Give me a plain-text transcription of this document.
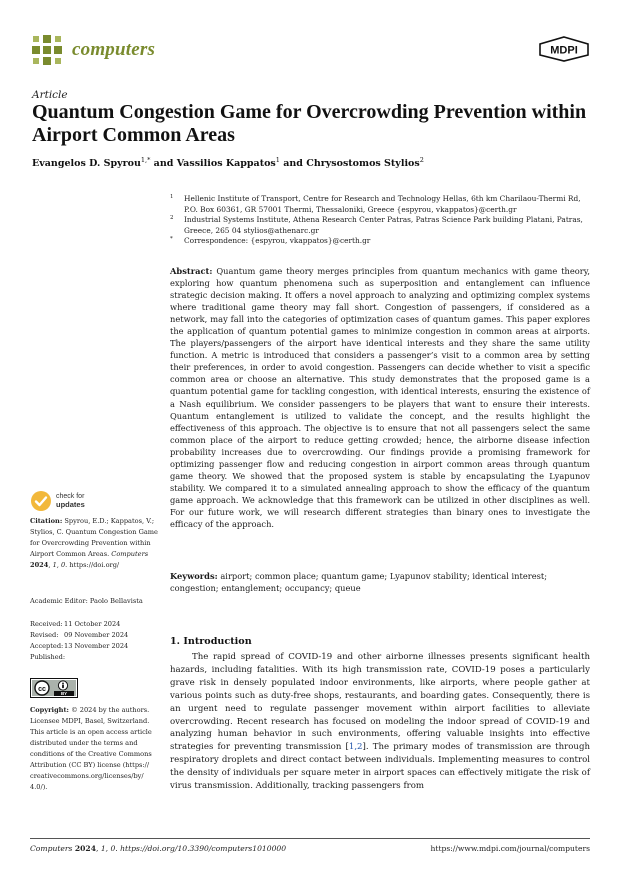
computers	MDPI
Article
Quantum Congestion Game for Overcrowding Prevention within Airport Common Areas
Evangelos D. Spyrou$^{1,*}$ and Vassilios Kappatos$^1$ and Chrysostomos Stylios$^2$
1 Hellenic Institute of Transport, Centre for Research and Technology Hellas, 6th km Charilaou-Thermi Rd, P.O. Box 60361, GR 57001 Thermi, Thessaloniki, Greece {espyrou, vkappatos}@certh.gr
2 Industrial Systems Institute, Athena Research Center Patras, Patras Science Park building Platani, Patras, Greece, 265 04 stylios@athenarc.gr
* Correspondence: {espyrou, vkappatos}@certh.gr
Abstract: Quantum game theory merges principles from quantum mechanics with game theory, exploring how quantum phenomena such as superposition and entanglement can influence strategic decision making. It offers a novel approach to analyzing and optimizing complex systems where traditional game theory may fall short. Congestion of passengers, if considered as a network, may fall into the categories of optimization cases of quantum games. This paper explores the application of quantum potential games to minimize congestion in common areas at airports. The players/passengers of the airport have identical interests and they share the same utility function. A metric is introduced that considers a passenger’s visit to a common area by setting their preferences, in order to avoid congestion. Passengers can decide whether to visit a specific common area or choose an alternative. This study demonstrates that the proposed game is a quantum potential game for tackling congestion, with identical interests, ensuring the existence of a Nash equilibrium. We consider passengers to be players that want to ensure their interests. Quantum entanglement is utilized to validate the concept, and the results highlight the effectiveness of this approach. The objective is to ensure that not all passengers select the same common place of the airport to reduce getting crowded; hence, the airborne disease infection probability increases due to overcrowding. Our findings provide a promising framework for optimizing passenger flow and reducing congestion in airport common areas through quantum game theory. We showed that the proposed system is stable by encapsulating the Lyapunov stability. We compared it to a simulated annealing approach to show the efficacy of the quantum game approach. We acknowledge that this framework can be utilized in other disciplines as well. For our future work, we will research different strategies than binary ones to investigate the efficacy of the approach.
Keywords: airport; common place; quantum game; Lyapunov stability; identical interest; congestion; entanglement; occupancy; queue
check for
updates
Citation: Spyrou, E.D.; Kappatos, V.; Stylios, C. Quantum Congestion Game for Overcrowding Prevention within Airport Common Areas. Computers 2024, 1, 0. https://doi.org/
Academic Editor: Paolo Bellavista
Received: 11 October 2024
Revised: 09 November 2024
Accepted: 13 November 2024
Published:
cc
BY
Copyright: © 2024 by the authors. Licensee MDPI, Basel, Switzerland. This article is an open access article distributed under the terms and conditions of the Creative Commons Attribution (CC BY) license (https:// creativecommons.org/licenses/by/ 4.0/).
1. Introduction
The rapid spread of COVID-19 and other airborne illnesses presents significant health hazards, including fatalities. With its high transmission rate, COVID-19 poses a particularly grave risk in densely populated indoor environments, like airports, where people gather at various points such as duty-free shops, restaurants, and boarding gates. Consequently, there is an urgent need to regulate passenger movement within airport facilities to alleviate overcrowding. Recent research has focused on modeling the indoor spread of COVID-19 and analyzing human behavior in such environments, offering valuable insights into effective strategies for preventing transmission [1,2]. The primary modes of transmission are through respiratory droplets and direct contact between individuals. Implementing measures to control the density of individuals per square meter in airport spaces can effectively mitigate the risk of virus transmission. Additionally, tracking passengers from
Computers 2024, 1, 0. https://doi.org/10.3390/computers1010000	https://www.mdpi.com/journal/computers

[Prompt] Hand back every line of the material, exactly, without the pictures.

[Task response]
Give me a plain-text transcription of this document.
computers	MDPI
Article
Quantum Congestion Game for Overcrowding Prevention within Airport Common Areas
Evangelos D. Spyrou$^{1,*}$ and Vassilios Kappatos$^1$ and Chrysostomos Stylios$^2$
1 Hellenic Institute of Transport, Centre for Research and Technology Hellas, 6th km Charilaou-Thermi Rd, P.O. Box 60361, GR 57001 Thermi, Thessaloniki, Greece {espyrou, vkappatos}@certh.gr
2 Industrial Systems Institute, Athena Research Center Patras, Patras Science Park building Platani, Patras, Greece, 265 04 stylios@athenarc.gr
* Correspondence: {espyrou, vkappatos}@certh.gr
Abstract: Quantum game theory merges principles from quantum mechanics with game theory, exploring how quantum phenomena such as superposition and entanglement can influence strategic decision making. It offers a novel approach to analyzing and optimizing complex systems where traditional game theory may fall short. Congestion of passengers, if considered as a network, may fall into the categories of optimization cases of quantum games. This paper explores the application of quantum potential games to minimize congestion in common areas at airports. The players/passengers of the airport have identical interests and they share the same utility function. A metric is introduced that considers a passenger’s visit to a common area by setting their preferences, in order to avoid congestion. Passengers can decide whether to visit a specific common area or choose an alternative. This study demonstrates that the proposed game is a quantum potential game for tackling congestion, with identical interests, ensuring the existence of a Nash equilibrium. We consider passengers to be players that want to ensure their interests. Quantum entanglement is utilized to validate the concept, and the results highlight the effectiveness of this approach. The objective is to ensure that not all passengers select the same common place of the airport to reduce getting crowded; hence, the airborne disease infection probability increases due to overcrowding. Our findings provide a promising framework for optimizing passenger flow and reducing congestion in airport common areas through quantum game theory. We showed that the proposed system is stable by encapsulating the Lyapunov stability. We compared it to a simulated annealing approach to show the efficacy of the quantum game approach. We acknowledge that this framework can be utilized in other disciplines as well. For our future work, we will research different strategies than binary ones to investigate the efficacy of the approach.
Keywords: airport; common place; quantum game; Lyapunov stability; identical interest; congestion; entanglement; occupancy; queue
check for
updates
Citation: Spyrou, E.D.; Kappatos, V.; Stylios, C. Quantum Congestion Game for Overcrowding Prevention within Airport Common Areas. Computers 2024, 1, 0. https://doi.org/
Academic Editor: Paolo Bellavista
Received: 11 October 2024
Revised: 09 November 2024
Accepted: 13 November 2024
Published:
cc
BY
Copyright: © 2024 by the authors. Licensee MDPI, Basel, Switzerland. This article is an open access article distributed under the terms and conditions of the Creative Commons Attribution (CC BY) license (https:// creativecommons.org/licenses/by/ 4.0/).
1. Introduction
The rapid spread of COVID-19 and other airborne illnesses presents significant health hazards, including fatalities. With its high transmission rate, COVID-19 poses a particularly grave risk in densely populated indoor environments, like airports, where people gather at various points such as duty-free shops, restaurants, and boarding gates. Consequently, there is an urgent need to regulate passenger movement within airport facilities to alleviate overcrowding. Recent research has focused on modeling the indoor spread of COVID-19 and analyzing human behavior in such environments, offering valuable insights into effective strategies for preventing transmission [1,2]. The primary modes of transmission are through respiratory droplets and direct contact between individuals. Implementing measures to control the density of individuals per square meter in airport spaces can effectively mitigate the risk of virus transmission. Additionally, tracking passengers from
Computers 2024, 1, 0. https://doi.org/10.3390/computers1010000	https://www.mdpi.com/journal/computers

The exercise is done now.